Lines containing the word "JSON" are to be counted; state their number and nothing further.
>>>>
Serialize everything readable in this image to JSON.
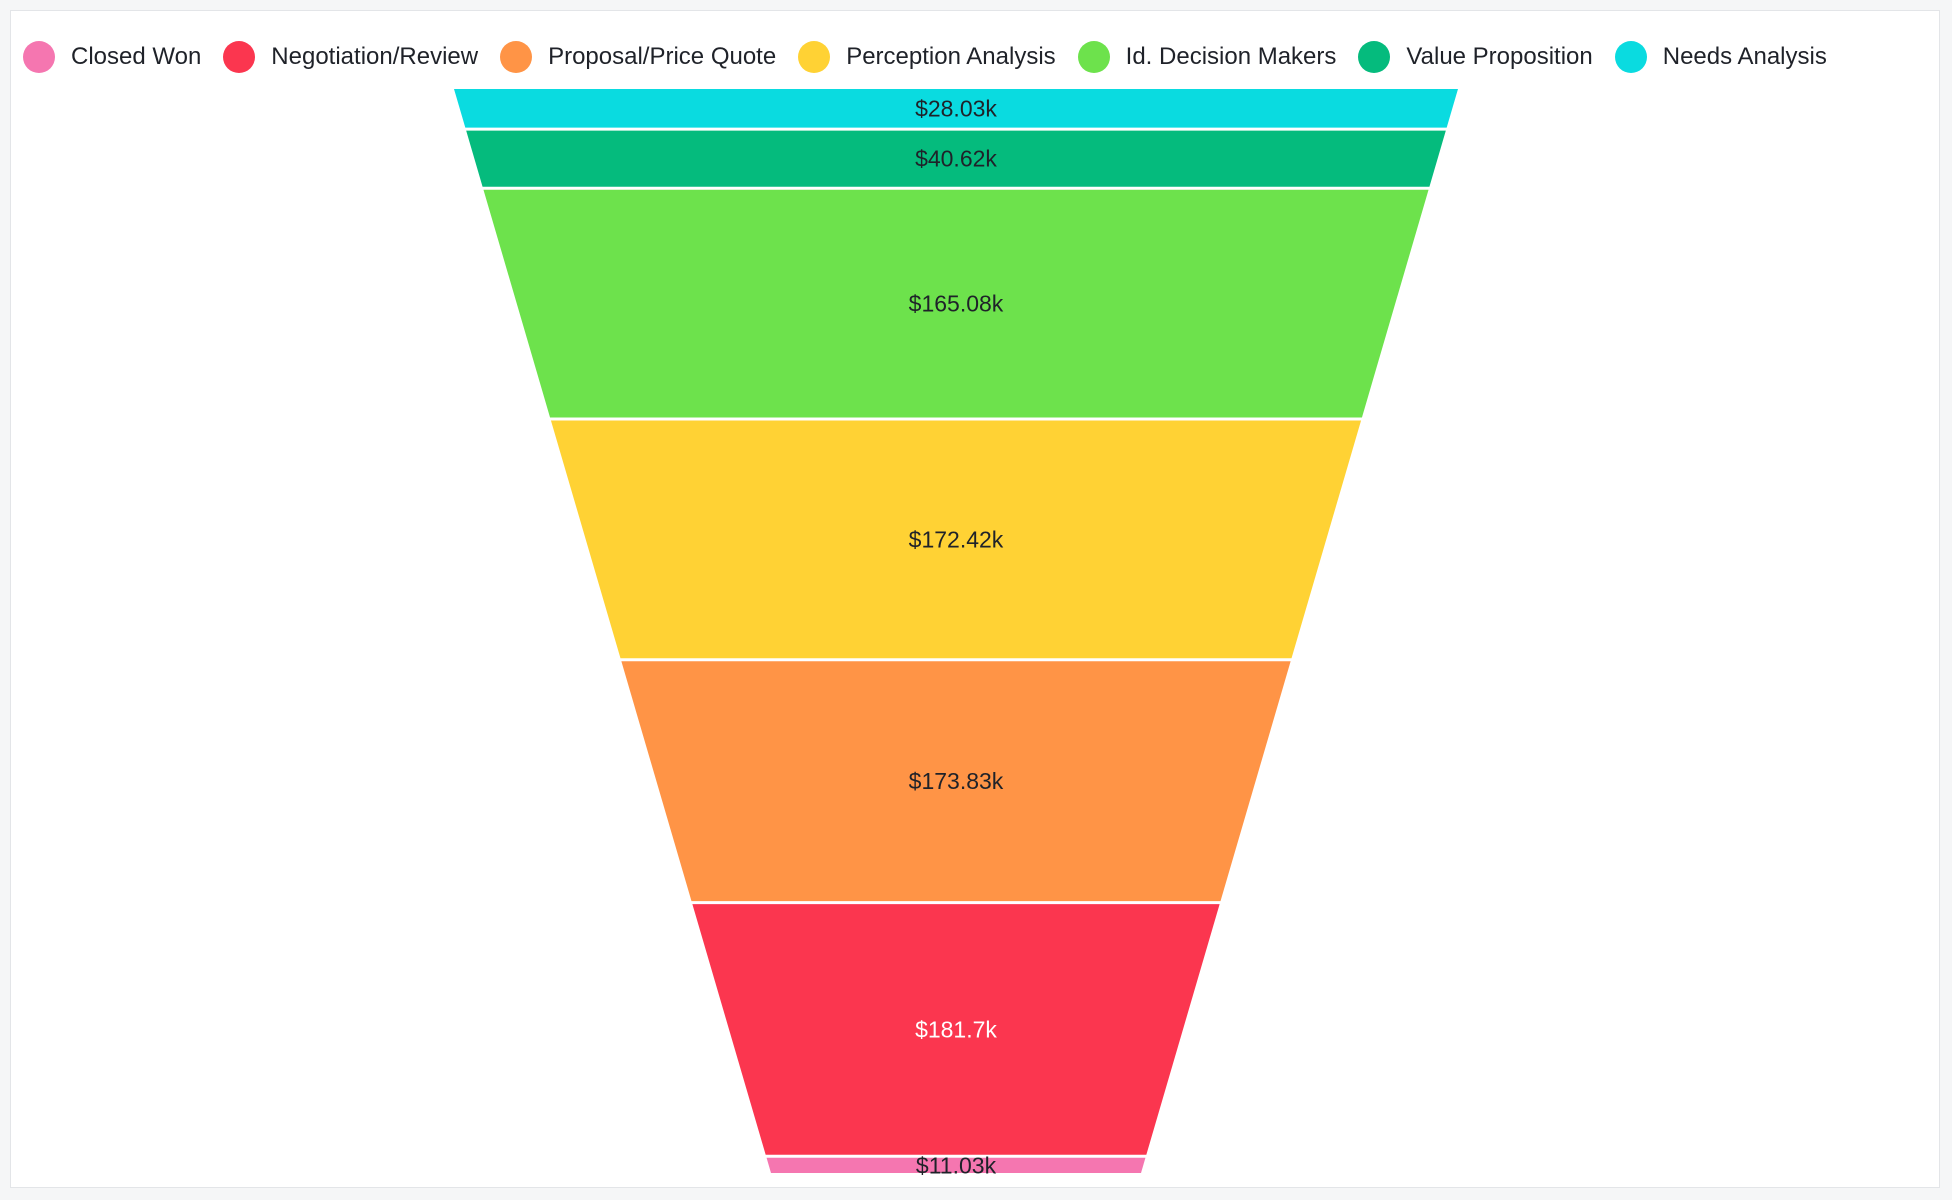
{
  "chart_data": {
    "type": "funnel",
    "title": "",
    "legend_position": "top-left",
    "stages": [
      {
        "name": "Needs Analysis",
        "value": 28.03,
        "label": "$28.03k",
        "color": "#0adbe0",
        "label_color": "#1f2229"
      },
      {
        "name": "Value Proposition",
        "value": 40.62,
        "label": "$40.62k",
        "color": "#05bb7d",
        "label_color": "#1f2229"
      },
      {
        "name": "Id. Decision Makers",
        "value": 165.08,
        "label": "$165.08k",
        "color": "#6de24c",
        "label_color": "#1f2229"
      },
      {
        "name": "Perception Analysis",
        "value": 172.42,
        "label": "$172.42k",
        "color": "#ffd234",
        "label_color": "#1f2229"
      },
      {
        "name": "Proposal/Price Quote",
        "value": 173.83,
        "label": "$173.83k",
        "color": "#ff9446",
        "label_color": "#1f2229"
      },
      {
        "name": "Negotiation/Review",
        "value": 181.7,
        "label": "$181.7k",
        "color": "#fb364f",
        "label_color": "#ffffff"
      },
      {
        "name": "Closed Won",
        "value": 11.03,
        "label": "$11.03k",
        "color": "#f576b0",
        "label_color": "#1f2229"
      }
    ],
    "legend": [
      {
        "name": "Closed Won",
        "color": "#f576b0"
      },
      {
        "name": "Negotiation/Review",
        "color": "#fb364f"
      },
      {
        "name": "Proposal/Price Quote",
        "color": "#ff9446"
      },
      {
        "name": "Perception Analysis",
        "color": "#ffd234"
      },
      {
        "name": "Id. Decision Makers",
        "color": "#6de24c"
      },
      {
        "name": "Value Proposition",
        "color": "#05bb7d"
      },
      {
        "name": "Needs Analysis",
        "color": "#0adbe0"
      }
    ]
  }
}
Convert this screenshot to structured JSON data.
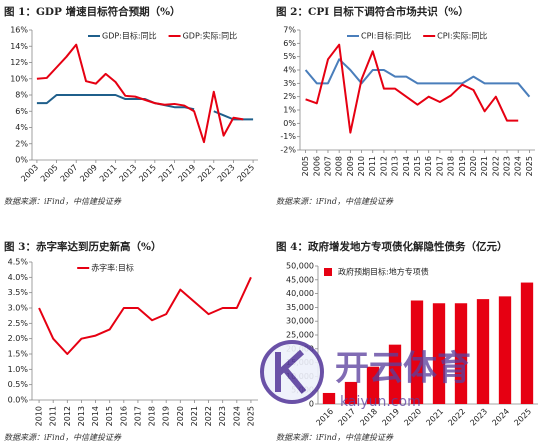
{
  "chart_data": [
    {
      "type": "line",
      "title": "图 1：GDP 增速目标符合预期（%）",
      "source": "数据来源：iFind，中信建投证券",
      "x": [
        2003,
        2004,
        2005,
        2006,
        2007,
        2008,
        2009,
        2010,
        2011,
        2012,
        2013,
        2014,
        2015,
        2016,
        2017,
        2018,
        2019,
        2020,
        2021,
        2022,
        2023,
        2024,
        2025
      ],
      "xlim": [
        2002.5,
        2025.5
      ],
      "xticks": [
        2003,
        2005,
        2007,
        2009,
        2011,
        2013,
        2015,
        2017,
        2019,
        2021,
        2023,
        2025
      ],
      "ylim": [
        0,
        16
      ],
      "yticks": [
        {
          "value": 0,
          "label": "0%"
        },
        {
          "value": 2,
          "label": "2%"
        },
        {
          "value": 4,
          "label": "4%"
        },
        {
          "value": 6,
          "label": "6%"
        },
        {
          "value": 8,
          "label": "8%"
        },
        {
          "value": 10,
          "label": "10%"
        },
        {
          "value": 12,
          "label": "12%"
        },
        {
          "value": 14,
          "label": "14%"
        },
        {
          "value": 16,
          "label": "16%"
        }
      ],
      "grid": false,
      "legend": "top-right",
      "series": [
        {
          "name": "GDP:目标:同比",
          "color": "#1f5f8b",
          "values": [
            7,
            7,
            8,
            8,
            8,
            8,
            8,
            8,
            8,
            7.5,
            7.5,
            7.5,
            7,
            6.75,
            6.5,
            6.5,
            6.25,
            null,
            6,
            5.5,
            5,
            5,
            5
          ]
        },
        {
          "name": "GDP:实际:同比",
          "color": "#e60012",
          "values": [
            10.0,
            10.1,
            11.4,
            12.7,
            14.2,
            9.7,
            9.4,
            10.6,
            9.6,
            7.9,
            7.8,
            7.4,
            7.0,
            6.8,
            6.9,
            6.7,
            6.0,
            2.2,
            8.4,
            3.0,
            5.2,
            5.0,
            null
          ]
        }
      ]
    },
    {
      "type": "line",
      "title": "图 2：CPI 目标下调符合市场共识（%）",
      "source": "数据来源：iFind，中信建投证券",
      "x": [
        2005,
        2006,
        2007,
        2008,
        2009,
        2010,
        2011,
        2012,
        2013,
        2014,
        2015,
        2016,
        2017,
        2018,
        2019,
        2020,
        2021,
        2022,
        2023,
        2024,
        2025
      ],
      "xlim": [
        2004.5,
        2025.5
      ],
      "xticks": [
        2005,
        2006,
        2007,
        2008,
        2009,
        2010,
        2011,
        2012,
        2013,
        2014,
        2015,
        2016,
        2017,
        2018,
        2019,
        2020,
        2021,
        2022,
        2023,
        2024,
        2025
      ],
      "ylim": [
        -2,
        7
      ],
      "yticks": [
        {
          "value": -2,
          "label": "-2%"
        },
        {
          "value": -1,
          "label": "-1%"
        },
        {
          "value": 0,
          "label": "0%"
        },
        {
          "value": 1,
          "label": "1%"
        },
        {
          "value": 2,
          "label": "2%"
        },
        {
          "value": 3,
          "label": "3%"
        },
        {
          "value": 4,
          "label": "4%"
        },
        {
          "value": 5,
          "label": "5%"
        },
        {
          "value": 6,
          "label": "6%"
        },
        {
          "value": 7,
          "label": "7%"
        }
      ],
      "grid": false,
      "legend": "top",
      "series": [
        {
          "name": "CPI:目标:同比",
          "color": "#4a7ebb",
          "values": [
            4,
            3,
            3,
            4.8,
            4,
            3,
            4,
            4,
            3.5,
            3.5,
            3,
            3,
            3,
            3,
            3,
            3.5,
            3,
            3,
            3,
            3,
            2
          ]
        },
        {
          "name": "CPI:实际:同比",
          "color": "#e60012",
          "values": [
            1.8,
            1.5,
            4.8,
            5.9,
            -0.7,
            3.3,
            5.4,
            2.6,
            2.6,
            2.0,
            1.4,
            2.0,
            1.6,
            2.1,
            2.9,
            2.5,
            0.9,
            2.0,
            0.2,
            0.2,
            null
          ]
        }
      ]
    },
    {
      "type": "line",
      "title": "图 3：赤字率达到历史新高（%）",
      "source": "数据来源：iFind，中信建投证券",
      "x": [
        2010,
        2011,
        2012,
        2013,
        2014,
        2015,
        2016,
        2017,
        2018,
        2019,
        2020,
        2021,
        2022,
        2023,
        2024,
        2025
      ],
      "xlim": [
        2009.5,
        2025.5
      ],
      "xticks": [
        2010,
        2011,
        2012,
        2013,
        2014,
        2015,
        2016,
        2017,
        2018,
        2019,
        2020,
        2021,
        2022,
        2023,
        2024,
        2025
      ],
      "ylim": [
        0,
        4.5
      ],
      "yticks": [
        {
          "value": 0,
          "label": "0.0%"
        },
        {
          "value": 0.5,
          "label": "0.5%"
        },
        {
          "value": 1,
          "label": "1.0%"
        },
        {
          "value": 1.5,
          "label": "1.5%"
        },
        {
          "value": 2,
          "label": "2.0%"
        },
        {
          "value": 2.5,
          "label": "2.5%"
        },
        {
          "value": 3,
          "label": "3.0%"
        },
        {
          "value": 3.5,
          "label": "3.5%"
        },
        {
          "value": 4,
          "label": "4.0%"
        },
        {
          "value": 4.5,
          "label": "4.5%"
        }
      ],
      "grid": false,
      "legend": "top",
      "series": [
        {
          "name": "赤字率:目标",
          "color": "#e60012",
          "values": [
            3.0,
            2.0,
            1.5,
            2.0,
            2.1,
            2.3,
            3.0,
            3.0,
            2.6,
            2.8,
            3.6,
            3.2,
            2.8,
            3.0,
            3.0,
            4.0
          ]
        }
      ]
    },
    {
      "type": "bar",
      "title": "图 4：政府增发地方专项债化解隐性债务（亿元）",
      "source": "数据来源：iFind，中信建投证券",
      "categories": [
        "2016",
        "2017",
        "2018",
        "2019",
        "2020",
        "2021",
        "2022",
        "2023",
        "2024",
        "2025"
      ],
      "ylim": [
        0,
        50000
      ],
      "yticks": [
        0,
        {
          "value": 5000,
          "label": "5,000"
        },
        {
          "value": 10000,
          "label": "10,000"
        },
        {
          "value": 15000,
          "label": "15,000"
        },
        {
          "value": 20000,
          "label": "20,000"
        },
        {
          "value": 25000,
          "label": "25,000"
        },
        {
          "value": 30000,
          "label": "30,000"
        },
        {
          "value": 35000,
          "label": "35,000"
        },
        {
          "value": 40000,
          "label": "40,000"
        },
        {
          "value": 45000,
          "label": "45,000"
        },
        {
          "value": 50000,
          "label": "50,000"
        }
      ],
      "grid": false,
      "legend": "top-left",
      "series": [
        {
          "name": "政府预期目标:地方专项债",
          "color": "#e60012",
          "values": [
            4000,
            8000,
            13500,
            21500,
            37500,
            36500,
            36500,
            38000,
            39000,
            44000
          ]
        }
      ]
    }
  ],
  "watermark": {
    "name": "开云体育",
    "site": "kaiyun.com"
  }
}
<<<<
Output for this exercise:
2